GOAL OF THE EXERCISE. What is the number of lines that include the word "dots"? Provide only that figure.

AVAILABLE DATA.

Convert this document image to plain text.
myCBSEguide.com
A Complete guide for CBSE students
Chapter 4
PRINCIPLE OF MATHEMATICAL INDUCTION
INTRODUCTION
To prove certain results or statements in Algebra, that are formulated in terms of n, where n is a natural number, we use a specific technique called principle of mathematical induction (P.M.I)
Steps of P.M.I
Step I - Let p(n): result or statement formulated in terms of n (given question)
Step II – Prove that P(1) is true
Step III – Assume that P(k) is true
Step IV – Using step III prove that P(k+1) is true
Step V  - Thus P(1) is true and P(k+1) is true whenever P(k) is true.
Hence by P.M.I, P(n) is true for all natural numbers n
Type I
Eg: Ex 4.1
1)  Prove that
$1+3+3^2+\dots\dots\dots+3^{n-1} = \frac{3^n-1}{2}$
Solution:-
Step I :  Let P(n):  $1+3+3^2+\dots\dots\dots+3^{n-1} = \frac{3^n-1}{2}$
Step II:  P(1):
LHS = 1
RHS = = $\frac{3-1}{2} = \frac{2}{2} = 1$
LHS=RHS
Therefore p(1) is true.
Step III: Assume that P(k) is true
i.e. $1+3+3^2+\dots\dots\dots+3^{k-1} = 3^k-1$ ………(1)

ANSWER TO THE TASK. 3